§ **Instructions for the task**: Search the records for the word "mensualmente" and pick out every line that has it.

[Part of a data file]

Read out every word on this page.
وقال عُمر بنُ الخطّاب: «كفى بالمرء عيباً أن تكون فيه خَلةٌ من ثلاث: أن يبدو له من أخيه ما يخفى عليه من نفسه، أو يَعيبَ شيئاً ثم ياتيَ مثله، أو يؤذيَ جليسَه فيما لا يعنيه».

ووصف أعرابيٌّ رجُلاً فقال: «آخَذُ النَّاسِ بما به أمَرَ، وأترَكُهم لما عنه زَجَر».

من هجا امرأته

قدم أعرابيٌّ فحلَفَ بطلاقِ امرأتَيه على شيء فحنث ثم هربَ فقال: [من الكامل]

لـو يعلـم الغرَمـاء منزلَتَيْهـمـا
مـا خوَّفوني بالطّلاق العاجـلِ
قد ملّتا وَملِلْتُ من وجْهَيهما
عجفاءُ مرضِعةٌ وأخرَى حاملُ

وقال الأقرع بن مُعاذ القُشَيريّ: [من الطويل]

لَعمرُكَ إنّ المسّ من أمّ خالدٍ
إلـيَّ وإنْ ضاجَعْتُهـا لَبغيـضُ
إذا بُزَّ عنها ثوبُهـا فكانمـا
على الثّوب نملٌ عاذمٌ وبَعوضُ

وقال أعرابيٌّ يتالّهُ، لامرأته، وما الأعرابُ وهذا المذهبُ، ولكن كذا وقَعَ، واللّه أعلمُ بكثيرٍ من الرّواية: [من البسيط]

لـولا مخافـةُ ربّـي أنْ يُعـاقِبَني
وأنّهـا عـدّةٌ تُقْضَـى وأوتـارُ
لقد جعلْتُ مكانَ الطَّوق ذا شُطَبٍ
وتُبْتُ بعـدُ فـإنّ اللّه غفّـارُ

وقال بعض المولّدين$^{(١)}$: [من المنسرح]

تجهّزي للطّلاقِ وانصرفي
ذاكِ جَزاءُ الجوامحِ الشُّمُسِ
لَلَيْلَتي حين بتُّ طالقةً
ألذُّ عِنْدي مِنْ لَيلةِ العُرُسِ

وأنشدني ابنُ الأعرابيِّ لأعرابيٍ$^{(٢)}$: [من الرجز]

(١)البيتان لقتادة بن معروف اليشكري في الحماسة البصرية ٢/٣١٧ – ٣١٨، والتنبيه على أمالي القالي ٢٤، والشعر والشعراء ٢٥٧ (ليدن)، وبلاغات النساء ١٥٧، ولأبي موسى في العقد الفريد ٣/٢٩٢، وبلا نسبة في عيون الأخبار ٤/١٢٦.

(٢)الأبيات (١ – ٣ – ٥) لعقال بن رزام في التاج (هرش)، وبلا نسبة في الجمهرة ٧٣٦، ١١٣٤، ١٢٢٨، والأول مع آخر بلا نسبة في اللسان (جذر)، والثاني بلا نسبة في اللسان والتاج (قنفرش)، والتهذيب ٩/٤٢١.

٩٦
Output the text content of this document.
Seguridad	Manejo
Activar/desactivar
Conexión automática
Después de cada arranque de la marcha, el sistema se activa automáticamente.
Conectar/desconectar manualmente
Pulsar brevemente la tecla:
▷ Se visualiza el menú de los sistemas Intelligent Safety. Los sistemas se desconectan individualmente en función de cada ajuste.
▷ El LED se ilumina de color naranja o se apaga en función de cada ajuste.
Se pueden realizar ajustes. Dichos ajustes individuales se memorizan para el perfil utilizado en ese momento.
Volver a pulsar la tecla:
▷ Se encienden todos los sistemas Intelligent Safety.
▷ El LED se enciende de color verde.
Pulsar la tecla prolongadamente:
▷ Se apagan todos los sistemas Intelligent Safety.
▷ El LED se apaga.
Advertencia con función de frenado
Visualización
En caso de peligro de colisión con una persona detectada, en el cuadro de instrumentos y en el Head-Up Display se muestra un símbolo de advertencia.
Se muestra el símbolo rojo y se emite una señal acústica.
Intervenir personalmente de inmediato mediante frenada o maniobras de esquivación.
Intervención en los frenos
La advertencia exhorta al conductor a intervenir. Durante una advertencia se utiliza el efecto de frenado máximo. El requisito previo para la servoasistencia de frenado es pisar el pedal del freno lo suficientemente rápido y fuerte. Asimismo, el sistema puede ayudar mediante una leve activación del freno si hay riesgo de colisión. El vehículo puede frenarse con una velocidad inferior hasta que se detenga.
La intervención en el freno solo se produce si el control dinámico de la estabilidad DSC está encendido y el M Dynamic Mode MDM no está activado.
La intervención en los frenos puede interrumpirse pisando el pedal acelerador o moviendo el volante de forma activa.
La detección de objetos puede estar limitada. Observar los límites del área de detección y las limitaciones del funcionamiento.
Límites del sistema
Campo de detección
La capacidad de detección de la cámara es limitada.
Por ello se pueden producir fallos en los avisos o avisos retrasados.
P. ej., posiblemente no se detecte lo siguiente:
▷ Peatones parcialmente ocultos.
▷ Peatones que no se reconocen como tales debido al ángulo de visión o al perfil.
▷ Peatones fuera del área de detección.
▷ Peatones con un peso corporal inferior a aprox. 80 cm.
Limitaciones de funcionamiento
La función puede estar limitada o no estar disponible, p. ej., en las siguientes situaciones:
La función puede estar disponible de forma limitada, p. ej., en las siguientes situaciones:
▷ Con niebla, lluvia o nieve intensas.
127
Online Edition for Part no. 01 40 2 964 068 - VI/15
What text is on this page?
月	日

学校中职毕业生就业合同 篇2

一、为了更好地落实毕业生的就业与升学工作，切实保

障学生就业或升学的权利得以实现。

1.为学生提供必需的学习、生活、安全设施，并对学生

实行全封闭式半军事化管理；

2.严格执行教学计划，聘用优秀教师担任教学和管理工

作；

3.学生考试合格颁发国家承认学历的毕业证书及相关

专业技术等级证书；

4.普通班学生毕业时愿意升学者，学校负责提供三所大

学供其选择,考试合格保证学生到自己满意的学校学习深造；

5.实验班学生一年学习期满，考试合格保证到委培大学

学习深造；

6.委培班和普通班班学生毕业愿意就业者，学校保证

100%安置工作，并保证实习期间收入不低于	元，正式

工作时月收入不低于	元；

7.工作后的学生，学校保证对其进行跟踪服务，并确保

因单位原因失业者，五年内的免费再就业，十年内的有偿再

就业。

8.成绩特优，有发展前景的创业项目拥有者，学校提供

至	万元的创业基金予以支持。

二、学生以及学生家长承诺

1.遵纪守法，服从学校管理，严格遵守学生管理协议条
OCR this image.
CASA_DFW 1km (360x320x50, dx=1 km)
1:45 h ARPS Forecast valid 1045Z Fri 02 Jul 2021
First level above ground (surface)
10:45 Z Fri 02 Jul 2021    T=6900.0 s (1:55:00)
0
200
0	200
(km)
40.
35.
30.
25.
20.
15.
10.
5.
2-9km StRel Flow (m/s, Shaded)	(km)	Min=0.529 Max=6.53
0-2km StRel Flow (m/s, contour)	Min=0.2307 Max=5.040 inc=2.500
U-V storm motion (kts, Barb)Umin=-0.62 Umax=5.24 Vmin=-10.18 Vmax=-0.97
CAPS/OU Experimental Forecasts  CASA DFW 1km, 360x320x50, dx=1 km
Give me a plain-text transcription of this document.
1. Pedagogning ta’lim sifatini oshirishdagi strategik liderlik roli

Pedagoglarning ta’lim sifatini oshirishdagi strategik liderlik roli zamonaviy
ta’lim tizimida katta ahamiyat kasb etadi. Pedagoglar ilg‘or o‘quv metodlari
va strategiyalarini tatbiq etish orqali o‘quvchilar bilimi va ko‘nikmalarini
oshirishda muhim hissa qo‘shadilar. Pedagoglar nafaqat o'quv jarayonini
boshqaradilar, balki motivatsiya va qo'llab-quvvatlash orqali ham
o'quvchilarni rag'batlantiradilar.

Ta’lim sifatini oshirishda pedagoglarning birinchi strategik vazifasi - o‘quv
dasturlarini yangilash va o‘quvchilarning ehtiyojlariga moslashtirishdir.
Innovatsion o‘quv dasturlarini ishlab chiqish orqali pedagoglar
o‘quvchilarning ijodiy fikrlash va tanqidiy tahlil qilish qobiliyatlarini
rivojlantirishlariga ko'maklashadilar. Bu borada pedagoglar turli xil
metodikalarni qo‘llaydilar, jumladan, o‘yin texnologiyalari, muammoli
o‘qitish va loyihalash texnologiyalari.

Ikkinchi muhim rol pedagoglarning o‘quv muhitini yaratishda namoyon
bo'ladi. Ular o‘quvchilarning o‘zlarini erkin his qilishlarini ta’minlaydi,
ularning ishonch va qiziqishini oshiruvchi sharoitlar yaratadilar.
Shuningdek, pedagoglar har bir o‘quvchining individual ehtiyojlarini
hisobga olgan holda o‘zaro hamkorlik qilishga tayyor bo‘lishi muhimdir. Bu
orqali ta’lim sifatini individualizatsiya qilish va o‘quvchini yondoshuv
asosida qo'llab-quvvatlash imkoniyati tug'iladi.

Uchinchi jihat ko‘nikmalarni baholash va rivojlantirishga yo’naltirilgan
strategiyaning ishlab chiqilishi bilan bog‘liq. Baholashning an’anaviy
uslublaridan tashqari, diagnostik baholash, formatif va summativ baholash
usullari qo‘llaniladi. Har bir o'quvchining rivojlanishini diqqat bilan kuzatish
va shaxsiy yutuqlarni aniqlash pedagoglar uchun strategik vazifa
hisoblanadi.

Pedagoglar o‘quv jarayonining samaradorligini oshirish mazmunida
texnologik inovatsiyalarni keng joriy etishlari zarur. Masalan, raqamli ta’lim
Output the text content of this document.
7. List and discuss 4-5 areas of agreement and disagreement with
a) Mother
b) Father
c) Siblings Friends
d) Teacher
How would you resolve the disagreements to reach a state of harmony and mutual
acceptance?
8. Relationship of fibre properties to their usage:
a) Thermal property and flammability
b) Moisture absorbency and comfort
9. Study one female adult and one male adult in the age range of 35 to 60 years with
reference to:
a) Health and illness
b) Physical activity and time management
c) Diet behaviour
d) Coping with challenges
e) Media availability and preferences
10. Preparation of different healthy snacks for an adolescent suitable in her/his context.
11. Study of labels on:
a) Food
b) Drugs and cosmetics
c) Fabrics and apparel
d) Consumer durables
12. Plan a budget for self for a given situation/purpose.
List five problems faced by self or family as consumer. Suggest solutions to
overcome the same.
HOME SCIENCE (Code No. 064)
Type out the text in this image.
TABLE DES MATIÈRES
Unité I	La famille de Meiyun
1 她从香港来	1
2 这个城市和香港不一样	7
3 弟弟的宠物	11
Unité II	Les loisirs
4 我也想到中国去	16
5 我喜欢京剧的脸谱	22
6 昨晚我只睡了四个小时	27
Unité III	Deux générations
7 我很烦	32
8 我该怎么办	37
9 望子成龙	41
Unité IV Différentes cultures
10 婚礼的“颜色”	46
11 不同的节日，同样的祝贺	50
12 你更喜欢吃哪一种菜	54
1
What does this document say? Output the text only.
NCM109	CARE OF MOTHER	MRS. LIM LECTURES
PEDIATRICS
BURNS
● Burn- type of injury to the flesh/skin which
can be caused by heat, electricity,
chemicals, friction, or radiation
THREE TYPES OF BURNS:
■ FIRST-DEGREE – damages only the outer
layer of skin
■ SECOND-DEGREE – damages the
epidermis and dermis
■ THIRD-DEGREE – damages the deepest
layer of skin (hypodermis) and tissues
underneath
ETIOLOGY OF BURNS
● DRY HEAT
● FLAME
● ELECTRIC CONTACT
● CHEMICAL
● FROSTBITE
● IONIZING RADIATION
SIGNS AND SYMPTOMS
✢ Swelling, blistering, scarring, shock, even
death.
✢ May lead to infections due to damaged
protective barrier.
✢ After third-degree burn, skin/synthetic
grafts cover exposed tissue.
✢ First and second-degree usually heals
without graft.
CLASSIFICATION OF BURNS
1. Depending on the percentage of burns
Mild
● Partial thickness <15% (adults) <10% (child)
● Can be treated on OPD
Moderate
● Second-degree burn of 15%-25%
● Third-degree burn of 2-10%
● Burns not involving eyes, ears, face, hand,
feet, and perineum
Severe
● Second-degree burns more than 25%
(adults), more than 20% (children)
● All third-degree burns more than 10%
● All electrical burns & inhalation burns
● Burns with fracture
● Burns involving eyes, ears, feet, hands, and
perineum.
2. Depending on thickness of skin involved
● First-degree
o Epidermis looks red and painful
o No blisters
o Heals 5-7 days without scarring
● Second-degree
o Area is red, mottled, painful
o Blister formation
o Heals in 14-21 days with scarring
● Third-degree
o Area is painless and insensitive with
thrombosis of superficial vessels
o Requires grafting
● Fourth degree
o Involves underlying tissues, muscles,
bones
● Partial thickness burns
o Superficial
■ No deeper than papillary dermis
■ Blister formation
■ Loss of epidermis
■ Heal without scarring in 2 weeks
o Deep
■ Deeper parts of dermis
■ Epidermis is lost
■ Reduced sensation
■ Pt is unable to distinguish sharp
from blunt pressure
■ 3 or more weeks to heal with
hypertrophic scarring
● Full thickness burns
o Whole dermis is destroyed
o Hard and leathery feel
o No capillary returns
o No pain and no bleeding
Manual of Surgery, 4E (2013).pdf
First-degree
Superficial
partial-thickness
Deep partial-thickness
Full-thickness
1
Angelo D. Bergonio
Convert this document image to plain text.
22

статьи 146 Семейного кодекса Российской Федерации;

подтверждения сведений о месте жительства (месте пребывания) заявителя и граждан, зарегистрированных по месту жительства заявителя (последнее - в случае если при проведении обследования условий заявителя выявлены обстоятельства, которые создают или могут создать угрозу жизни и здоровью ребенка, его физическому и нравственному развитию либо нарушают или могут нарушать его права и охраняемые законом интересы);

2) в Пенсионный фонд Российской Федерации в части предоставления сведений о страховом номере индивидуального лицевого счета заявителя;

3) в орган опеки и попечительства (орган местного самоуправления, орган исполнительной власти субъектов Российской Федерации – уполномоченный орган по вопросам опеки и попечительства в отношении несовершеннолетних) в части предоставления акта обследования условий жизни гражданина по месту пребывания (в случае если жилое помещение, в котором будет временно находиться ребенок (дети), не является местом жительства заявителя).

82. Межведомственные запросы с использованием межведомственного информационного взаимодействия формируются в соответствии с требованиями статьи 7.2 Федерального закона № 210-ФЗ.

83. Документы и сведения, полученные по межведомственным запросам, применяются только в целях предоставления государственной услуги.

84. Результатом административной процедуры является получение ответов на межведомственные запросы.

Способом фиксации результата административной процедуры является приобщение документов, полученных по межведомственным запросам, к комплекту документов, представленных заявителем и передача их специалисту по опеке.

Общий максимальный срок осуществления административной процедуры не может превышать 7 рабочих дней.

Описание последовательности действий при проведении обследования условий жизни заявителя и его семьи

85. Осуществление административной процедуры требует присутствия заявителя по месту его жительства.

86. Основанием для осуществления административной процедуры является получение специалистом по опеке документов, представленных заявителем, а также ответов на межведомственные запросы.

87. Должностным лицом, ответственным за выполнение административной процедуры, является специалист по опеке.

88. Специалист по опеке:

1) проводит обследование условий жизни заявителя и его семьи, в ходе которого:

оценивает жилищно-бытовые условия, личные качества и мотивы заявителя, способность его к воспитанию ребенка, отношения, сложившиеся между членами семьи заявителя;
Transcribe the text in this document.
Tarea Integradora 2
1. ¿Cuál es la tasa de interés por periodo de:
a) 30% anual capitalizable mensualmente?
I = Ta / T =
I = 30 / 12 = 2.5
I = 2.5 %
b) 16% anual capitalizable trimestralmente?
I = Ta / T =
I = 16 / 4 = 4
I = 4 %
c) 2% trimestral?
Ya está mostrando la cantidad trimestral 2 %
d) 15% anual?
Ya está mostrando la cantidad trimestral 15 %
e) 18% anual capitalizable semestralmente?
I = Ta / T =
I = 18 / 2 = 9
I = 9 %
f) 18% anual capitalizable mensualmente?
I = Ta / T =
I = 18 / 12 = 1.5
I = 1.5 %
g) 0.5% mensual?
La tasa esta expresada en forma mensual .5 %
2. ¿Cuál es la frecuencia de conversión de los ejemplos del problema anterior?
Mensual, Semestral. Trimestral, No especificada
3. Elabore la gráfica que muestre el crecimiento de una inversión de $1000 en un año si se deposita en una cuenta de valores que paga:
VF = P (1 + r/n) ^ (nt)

§ **Response**:
a) 30% anual capitalizable mensualmente?
f) 18% anual capitalizable mensualmente?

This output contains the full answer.